* What to work on
Make an exact copy of the entries below with the pictures removed.

------ Data in this exercise

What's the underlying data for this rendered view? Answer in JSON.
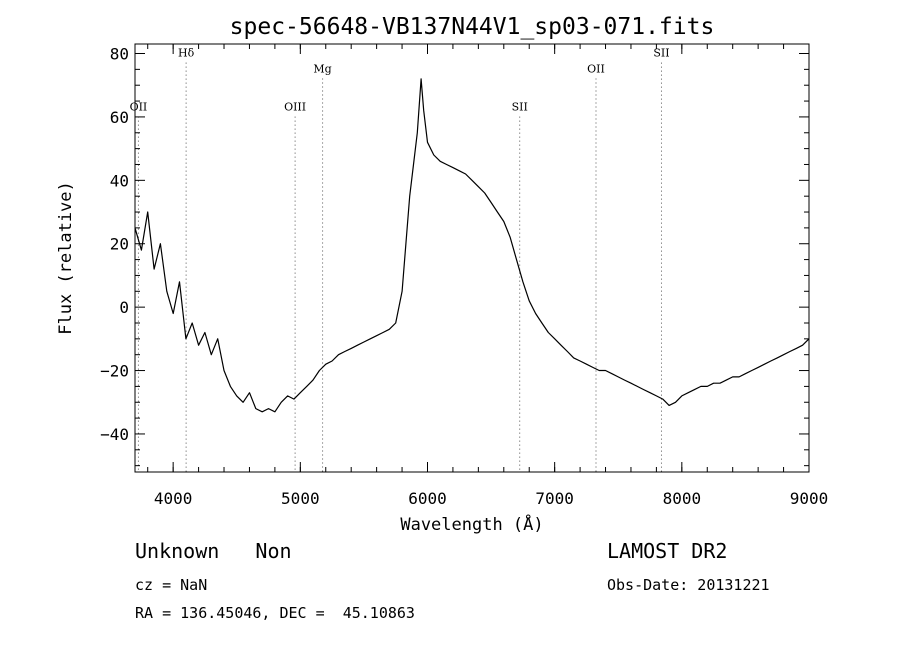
{
  "chart_data": {
    "type": "line",
    "title": "spec-56648-VB137N44V1_sp03-071.fits",
    "xlabel": "Wavelength (Å)",
    "ylabel": "Flux (relative)",
    "xlim": [
      3700,
      9000
    ],
    "ylim": [
      -52,
      83
    ],
    "xticks": [
      4000,
      5000,
      6000,
      7000,
      8000,
      9000
    ],
    "xtick_labels": [
      "4000",
      "5000",
      "6000",
      "7000",
      "8000",
      "9000"
    ],
    "yticks": [
      -40,
      -20,
      0,
      20,
      40,
      60,
      80
    ],
    "ytick_labels": [
      "−40",
      "−20",
      "0",
      "20",
      "40",
      "60",
      "80"
    ],
    "grid": false,
    "line_color": "#000000",
    "series": [
      {
        "x": [
          3700,
          3750,
          3800,
          3850,
          3900,
          3950,
          4000,
          4050,
          4100,
          4150,
          4200,
          4250,
          4300,
          4350,
          4400,
          4450,
          4500,
          4550,
          4600,
          4650,
          4700,
          4750,
          4800,
          4850,
          4900,
          4950,
          5000,
          5050,
          5100,
          5150,
          5200,
          5250,
          5300,
          5350,
          5400,
          5450,
          5500,
          5550,
          5600,
          5650,
          5700,
          5750,
          5800,
          5830,
          5860,
          5890,
          5920,
          5950,
          5970,
          6000,
          6050,
          6100,
          6150,
          6200,
          6250,
          6300,
          6350,
          6400,
          6450,
          6500,
          6550,
          6600,
          6650,
          6700,
          6750,
          6800,
          6850,
          6900,
          6950,
          7000,
          7050,
          7100,
          7150,
          7200,
          7250,
          7300,
          7350,
          7400,
          7450,
          7500,
          7550,
          7600,
          7650,
          7700,
          7750,
          7800,
          7850,
          7900,
          7950,
          8000,
          8050,
          8100,
          8150,
          8200,
          8250,
          8300,
          8350,
          8400,
          8450,
          8500,
          8550,
          8600,
          8650,
          8700,
          8750,
          8800,
          8850,
          8900,
          8950,
          9000
        ],
        "y": [
          25,
          18,
          30,
          12,
          20,
          5,
          -2,
          8,
          -10,
          -5,
          -12,
          -8,
          -15,
          -10,
          -20,
          -25,
          -28,
          -30,
          -27,
          -32,
          -33,
          -32,
          -33,
          -30,
          -28,
          -29,
          -27,
          -25,
          -23,
          -20,
          -18,
          -17,
          -15,
          -14,
          -13,
          -12,
          -11,
          -10,
          -9,
          -8,
          -7,
          -5,
          5,
          20,
          35,
          45,
          55,
          72,
          62,
          52,
          48,
          46,
          45,
          44,
          43,
          42,
          40,
          38,
          36,
          33,
          30,
          27,
          22,
          15,
          8,
          2,
          -2,
          -5,
          -8,
          -10,
          -12,
          -14,
          -16,
          -17,
          -18,
          -19,
          -20,
          -20,
          -21,
          -22,
          -23,
          -24,
          -25,
          -26,
          -27,
          -28,
          -29,
          -31,
          -30,
          -28,
          -27,
          -26,
          -25,
          -25,
          -24,
          -24,
          -23,
          -22,
          -22,
          -21,
          -20,
          -19,
          -18,
          -17,
          -16,
          -15,
          -14,
          -13,
          -12,
          -10
        ]
      }
    ],
    "lines": [
      {
        "label": "OII",
        "x": 3727,
        "label_y": 62
      },
      {
        "label": "Hδ",
        "x": 4102,
        "label_y": 79
      },
      {
        "label": "OIII",
        "x": 4959,
        "label_y": 62
      },
      {
        "label": "Mg",
        "x": 5175,
        "label_y": 74
      },
      {
        "label": "SII",
        "x": 6725,
        "label_y": 62
      },
      {
        "label": "OII",
        "x": 7325,
        "label_y": 74
      },
      {
        "label": "SII",
        "x": 7840,
        "label_y": 79
      }
    ]
  },
  "info": {
    "object_class": "Unknown",
    "subclass": "Non",
    "cz": "cz = NaN",
    "coords": "RA = 136.45046, DEC =  45.10863",
    "survey": "LAMOST DR2",
    "obs_date": "Obs-Date: 20131221"
  }
}
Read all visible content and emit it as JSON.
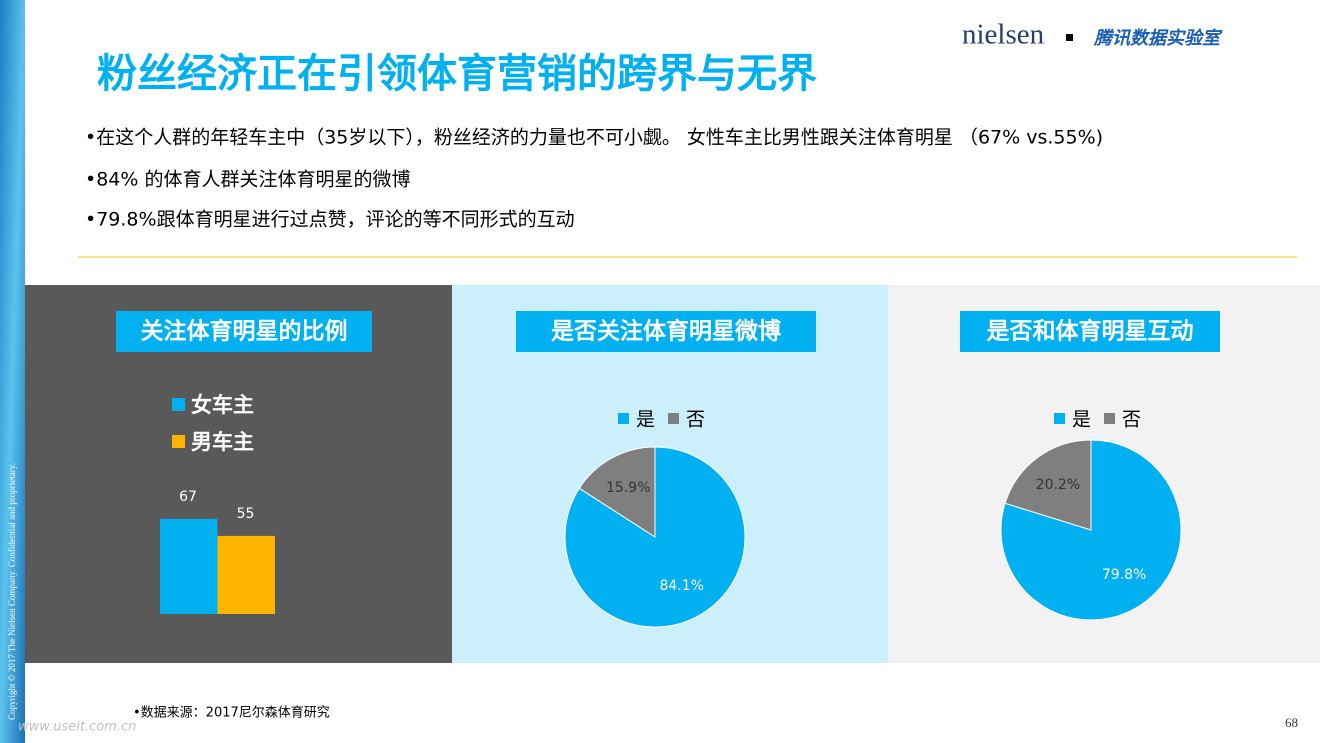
{
  "header": {
    "title": "粉丝经济正在引领体育营销的跨界与无界",
    "logo": "nielsen",
    "brand": "腾讯数据实验室"
  },
  "bullets": [
    "•在这个人群的年轻车主中（35岁以下），粉丝经济的力量也不可小觑。 女性车主比男性跟关注体育明星 （67% vs.55%)",
    "•84% 的体育人群关注体育明星的微博",
    "•79.8%跟体育明星进行过点赞，评论的等不同形式的互动"
  ],
  "chart_data": [
    {
      "type": "bar",
      "title": "关注体育明星的比例",
      "categories": [
        null
      ],
      "ylim": [
        0,
        100
      ],
      "series": [
        {
          "name": "女车主",
          "color": "#00b0f0",
          "values": [
            67
          ]
        },
        {
          "name": "男车主",
          "color": "#ffb400",
          "values": [
            55
          ]
        }
      ]
    },
    {
      "type": "pie",
      "title": "是否关注体育明星微博",
      "categories": [
        "是",
        "否"
      ],
      "values": [
        84.1,
        15.9
      ],
      "value_labels": [
        "84.1%",
        "15.9%"
      ],
      "colors": [
        "#00b0f0",
        "#7f7f7f"
      ]
    },
    {
      "type": "pie",
      "title": "是否和体育明星互动",
      "categories": [
        "是",
        "否"
      ],
      "values": [
        79.8,
        20.2
      ],
      "value_labels": [
        "79.8%",
        "20.2%"
      ],
      "colors": [
        "#00b0f0",
        "#7f7f7f"
      ]
    }
  ],
  "source": "•数据来源：2017尼尔森体育研究",
  "page_number": "68",
  "copyright": "Copyright © 2017 The Nielsen Company. Confidential and proprietary.",
  "watermark": "www.useit.com.cn"
}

------------

* Solved exercise
What's the underlying data for this rendered view? Answer in JSON.
{
  "chart_data": {
    "type": "line",
    "title": "spec-56648-VB137N44V1_sp03-071.fits",
    "xlabel": "Wavelength (Å)",
    "ylabel": "Flux (relative)",
    "xlim": [
      3700,
      9000
    ],
    "ylim": [
      -52,
      83
    ],
    "xticks": [
      4000,
      5000,
      6000,
      7000,
      8000,
      9000
    ],
    "xtick_labels": [
      "4000",
      "5000",
      "6000",
      "7000",
      "8000",
      "9000"
    ],
    "yticks": [
      -40,
      -20,
      0,
      20,
      40,
      60,
      80
    ],
    "ytick_labels": [
      "−40",
      "−20",
      "0",
      "20",
      "40",
      "60",
      "80"
    ],
    "grid": false,
    "line_color": "#000000",
    "series": [
      {
        "x": [
          3700,
          3750,
          3800,
          3850,
          3900,
          3950,
          4000,
          4050,
          4100,
          4150,
          4200,
          4250,
          4300,
          4350,
          4400,
          4450,
          4500,
          4550,
          4600,
          4650,
          4700,
          4750,
          4800,
          4850,
          4900,
          4950,
          5000,
          5050,
          5100,
          5150,
          5200,
          5250,
          5300,
          5350,
          5400,
          5450,
          5500,
          5550,
          5600,
          5650,
          5700,
          5750,
          5800,
          5830,
          5860,
          5890,
          5920,
          5950,
          5970,
          6000,
          6050,
          6100,
          6150,
          6200,
          6250,
          6300,
          6350,
          6400,
          6450,
          6500,
          6550,
          6600,
          6650,
          6700,
          6750,
          6800,
          6850,
          6900,
          6950,
          7000,
          7050,
          7100,
          7150,
          7200,
          7250,
          7300,
          7350,
          7400,
          7450,
          7500,
          7550,
          7600,
          7650,
          7700,
          7750,
          7800,
          7850,
          7900,
          7950,
          8000,
          8050,
          8100,
          8150,
          8200,
          8250,
          8300,
          8350,
          8400,
          8450,
          8500,
          8550,
          8600,
          8650,
          8700,
          8750,
          8800,
          8850,
          8900,
          8950,
          9000
        ],
        "y": [
          25,
          18,
          30,
          12,
          20,
          5,
          -2,
          8,
          -10,
          -5,
          -12,
          -8,
          -15,
          -10,
          -20,
          -25,
          -28,
          -30,
          -27,
          -32,
          -33,
          -32,
          -33,
          -30,
          -28,
          -29,
          -27,
          -25,
          -23,
          -20,
          -18,
          -17,
          -15,
          -14,
          -13,
          -12,
          -11,
          -10,
          -9,
          -8,
          -7,
          -5,
          5,
          20,
          35,
          45,
          55,
          72,
          62,
          52,
          48,
          46,
          45,
          44,
          43,
          42,
          40,
          38,
          36,
          33,
          30,
          27,
          22,
          15,
          8,
          2,
          -2,
          -5,
          -8,
          -10,
          -12,
          -14,
          -16,
          -17,
          -18,
          -19,
          -20,
          -20,
          -21,
          -22,
          -23,
          -24,
          -25,
          -26,
          -27,
          -28,
          -29,
          -31,
          -30,
          -28,
          -27,
          -26,
          -25,
          -25,
          -24,
          -24,
          -23,
          -22,
          -22,
          -21,
          -20,
          -19,
          -18,
          -17,
          -16,
          -15,
          -14,
          -13,
          -12,
          -10
        ]
      }
    ],
    "lines": [
      {
        "label": "OII",
        "x": 3727,
        "label_y": 62
      },
      {
        "label": "Hδ",
        "x": 4102,
        "label_y": 79
      },
      {
        "label": "OIII",
        "x": 4959,
        "label_y": 62
      },
      {
        "label": "Mg",
        "x": 5175,
        "label_y": 74
      },
      {
        "label": "SII",
        "x": 6725,
        "label_y": 62
      },
      {
        "label": "OII",
        "x": 7325,
        "label_y": 74
      },
      {
        "label": "SII",
        "x": 7840,
        "label_y": 79
      }
    ]
  },
  "info": {
    "object_class": "Unknown",
    "subclass": "Non",
    "cz": "cz = NaN",
    "coords": "RA = 136.45046, DEC =  45.10863",
    "survey": "LAMOST DR2",
    "obs_date": "Obs-Date: 20131221"
  }
}
Read all visible content and emit it as JSON.
{
  "header": {
    "title": "粉丝经济正在引领体育营销的跨界与无界",
    "logo": "nielsen",
    "brand": "腾讯数据实验室"
  },
  "bullets": [
    "•在这个人群的年轻车主中（35岁以下），粉丝经济的力量也不可小觑。 女性车主比男性跟关注体育明星 （67% vs.55%)",
    "•84% 的体育人群关注体育明星的微博",
    "•79.8%跟体育明星进行过点赞，评论的等不同形式的互动"
  ],
  "chart_data": [
    {
      "type": "bar",
      "title": "关注体育明星的比例",
      "categories": [
        null
      ],
      "ylim": [
        0,
        100
      ],
      "series": [
        {
          "name": "女车主",
          "color": "#00b0f0",
          "values": [
            67
          ]
        },
        {
          "name": "男车主",
          "color": "#ffb400",
          "values": [
            55
          ]
        }
      ]
    },
    {
      "type": "pie",
      "title": "是否关注体育明星微博",
      "categories": [
        "是",
        "否"
      ],
      "values": [
        84.1,
        15.9
      ],
      "value_labels": [
        "84.1%",
        "15.9%"
      ],
      "colors": [
        "#00b0f0",
        "#7f7f7f"
      ]
    },
    {
      "type": "pie",
      "title": "是否和体育明星互动",
      "categories": [
        "是",
        "否"
      ],
      "values": [
        79.8,
        20.2
      ],
      "value_labels": [
        "79.8%",
        "20.2%"
      ],
      "colors": [
        "#00b0f0",
        "#7f7f7f"
      ]
    }
  ],
  "source": "•数据来源：2017尼尔森体育研究",
  "page_number": "68",
  "copyright": "Copyright © 2017 The Nielsen Company. Confidential and proprietary.",
  "watermark": "www.useit.com.cn"
}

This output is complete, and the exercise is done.